WORK INSTRUCTIONS:
Copy out all lines that carry the word "number".

— BEGIN —

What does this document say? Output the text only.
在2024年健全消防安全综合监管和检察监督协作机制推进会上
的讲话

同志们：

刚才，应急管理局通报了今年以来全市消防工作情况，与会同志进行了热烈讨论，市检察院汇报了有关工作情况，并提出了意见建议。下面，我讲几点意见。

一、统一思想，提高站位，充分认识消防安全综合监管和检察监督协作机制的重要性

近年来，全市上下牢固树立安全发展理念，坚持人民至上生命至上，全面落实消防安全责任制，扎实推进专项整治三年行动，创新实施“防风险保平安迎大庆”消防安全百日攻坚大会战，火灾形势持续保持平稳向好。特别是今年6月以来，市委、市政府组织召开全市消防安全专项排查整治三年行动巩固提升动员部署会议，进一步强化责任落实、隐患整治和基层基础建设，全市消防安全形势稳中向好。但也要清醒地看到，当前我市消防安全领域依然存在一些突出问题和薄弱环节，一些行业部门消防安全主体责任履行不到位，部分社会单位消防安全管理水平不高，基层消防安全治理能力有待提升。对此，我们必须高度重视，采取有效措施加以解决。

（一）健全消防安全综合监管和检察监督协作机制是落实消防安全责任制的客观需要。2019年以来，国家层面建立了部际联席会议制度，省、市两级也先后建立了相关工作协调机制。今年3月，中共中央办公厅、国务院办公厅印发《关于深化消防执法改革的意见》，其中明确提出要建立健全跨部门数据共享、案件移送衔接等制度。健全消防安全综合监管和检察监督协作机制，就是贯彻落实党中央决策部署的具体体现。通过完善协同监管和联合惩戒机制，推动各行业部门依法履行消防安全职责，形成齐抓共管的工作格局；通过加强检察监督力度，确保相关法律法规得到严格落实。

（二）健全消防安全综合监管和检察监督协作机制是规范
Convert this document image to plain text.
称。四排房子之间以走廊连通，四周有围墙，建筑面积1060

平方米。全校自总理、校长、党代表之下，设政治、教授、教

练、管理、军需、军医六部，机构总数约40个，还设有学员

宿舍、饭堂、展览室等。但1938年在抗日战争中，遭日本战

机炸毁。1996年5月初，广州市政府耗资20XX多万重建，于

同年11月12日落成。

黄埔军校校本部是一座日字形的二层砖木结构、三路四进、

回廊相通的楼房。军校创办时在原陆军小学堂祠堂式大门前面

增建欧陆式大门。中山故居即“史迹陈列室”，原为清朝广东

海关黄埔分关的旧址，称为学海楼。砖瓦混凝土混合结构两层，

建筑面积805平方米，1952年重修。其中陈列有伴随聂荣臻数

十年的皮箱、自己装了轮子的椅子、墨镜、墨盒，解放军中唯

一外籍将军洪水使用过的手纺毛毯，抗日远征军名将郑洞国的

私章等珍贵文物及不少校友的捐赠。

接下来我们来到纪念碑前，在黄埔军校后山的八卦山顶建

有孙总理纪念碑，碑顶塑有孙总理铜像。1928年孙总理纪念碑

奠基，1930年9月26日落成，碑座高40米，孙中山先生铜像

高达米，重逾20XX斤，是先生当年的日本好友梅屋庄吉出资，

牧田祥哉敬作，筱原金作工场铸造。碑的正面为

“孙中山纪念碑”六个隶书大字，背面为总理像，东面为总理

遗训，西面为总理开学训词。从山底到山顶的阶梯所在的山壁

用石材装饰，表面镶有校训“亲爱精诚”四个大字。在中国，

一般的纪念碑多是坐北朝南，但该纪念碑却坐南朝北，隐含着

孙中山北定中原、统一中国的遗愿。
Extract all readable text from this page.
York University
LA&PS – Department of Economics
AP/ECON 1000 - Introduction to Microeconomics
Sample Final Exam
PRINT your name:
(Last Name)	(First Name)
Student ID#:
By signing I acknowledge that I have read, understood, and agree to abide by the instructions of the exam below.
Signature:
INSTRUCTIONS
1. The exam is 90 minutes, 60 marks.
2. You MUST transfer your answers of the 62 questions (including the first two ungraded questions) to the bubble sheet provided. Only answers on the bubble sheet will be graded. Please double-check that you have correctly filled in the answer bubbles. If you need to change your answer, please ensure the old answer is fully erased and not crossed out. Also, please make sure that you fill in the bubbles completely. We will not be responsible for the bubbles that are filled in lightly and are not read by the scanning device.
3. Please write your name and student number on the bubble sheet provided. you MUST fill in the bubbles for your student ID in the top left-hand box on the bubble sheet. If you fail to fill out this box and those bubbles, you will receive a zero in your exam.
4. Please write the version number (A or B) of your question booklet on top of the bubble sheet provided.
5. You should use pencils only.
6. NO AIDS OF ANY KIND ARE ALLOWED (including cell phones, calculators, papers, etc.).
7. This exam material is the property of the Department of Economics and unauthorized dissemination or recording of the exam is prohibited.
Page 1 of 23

— END —

WRITTEN SOLUTION:
3. Please write your name and student number on the bubble sheet provided. you MUST fill in the bubbles for your student ID in the top left-hand box on the bubble sheet. If you fail to fill out this box and those bubbles, you will receive a zero in your exam.
4. Please write the version number (A or B) of your question booklet on top of the bubble sheet provided.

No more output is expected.